-- Start Exercise data --
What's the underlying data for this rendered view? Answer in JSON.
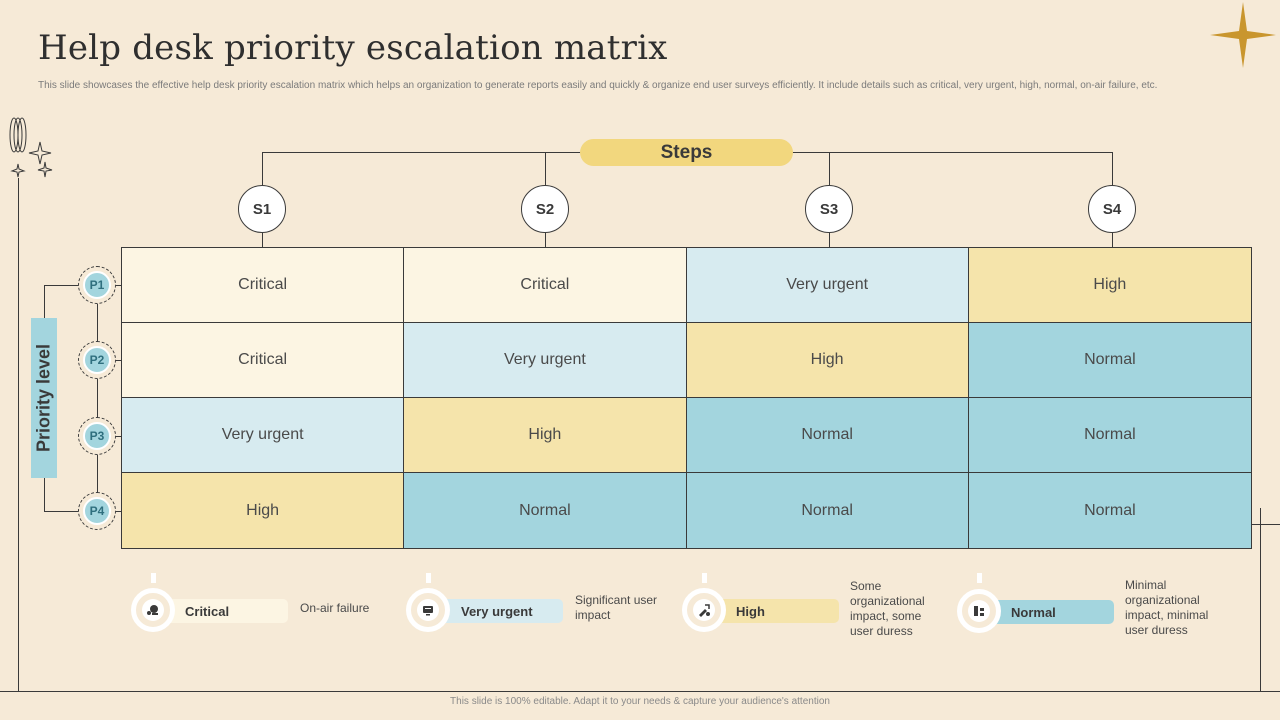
{
  "header": {
    "title": "Help desk priority escalation matrix",
    "subtitle": "This slide showcases the effective help desk priority escalation matrix which helps an organization to generate reports easily and quickly & organize end user surveys efficiently. It include details such as critical, very urgent, high, normal, on-air failure, etc."
  },
  "steps": {
    "label": "Steps",
    "items": [
      "S1",
      "S2",
      "S3",
      "S4"
    ]
  },
  "priority": {
    "label": "Priority level",
    "items": [
      "P1",
      "P2",
      "P3",
      "P4"
    ]
  },
  "matrix": {
    "rows": [
      [
        "Critical",
        "Critical",
        "Very urgent",
        "High"
      ],
      [
        "Critical",
        "Very urgent",
        "High",
        "Normal"
      ],
      [
        "Very urgent",
        "High",
        "Normal",
        "Normal"
      ],
      [
        "High",
        "Normal",
        "Normal",
        "Normal"
      ]
    ]
  },
  "legend": [
    {
      "label": "Critical",
      "desc": "On-air failure",
      "color": "#fcf5e3",
      "icon": "critical-icon"
    },
    {
      "label": "Very urgent",
      "desc": "Significant user impact",
      "color": "#d7ebf0",
      "icon": "very-urgent-icon"
    },
    {
      "label": "High",
      "desc": "Some organizational impact, some user duress",
      "color": "#f5e4ab",
      "icon": "high-icon"
    },
    {
      "label": "Normal",
      "desc": "Minimal organizational impact, minimal user duress",
      "color": "#a3d5de",
      "icon": "normal-icon"
    }
  ],
  "colors": {
    "critical": "#fcf5e3",
    "very_urgent": "#d7ebf0",
    "high": "#f5e4ab",
    "normal": "#a3d5de",
    "accent_gold": "#c9962e",
    "steps_pill": "#f2d77e"
  },
  "footer": "This slide is 100% editable.  Adapt it to your needs & capture your audience's attention"
}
-- End Exercise data --
◆ Task prompt ◆
List each line of the entries that holds the string "label".

◆ Answer to the task ◆
    "label": "Steps",
    "label": "Priority level",
      "label": "Critical",
      "label": "Very urgent",
      "label": "High",
      "label": "Normal",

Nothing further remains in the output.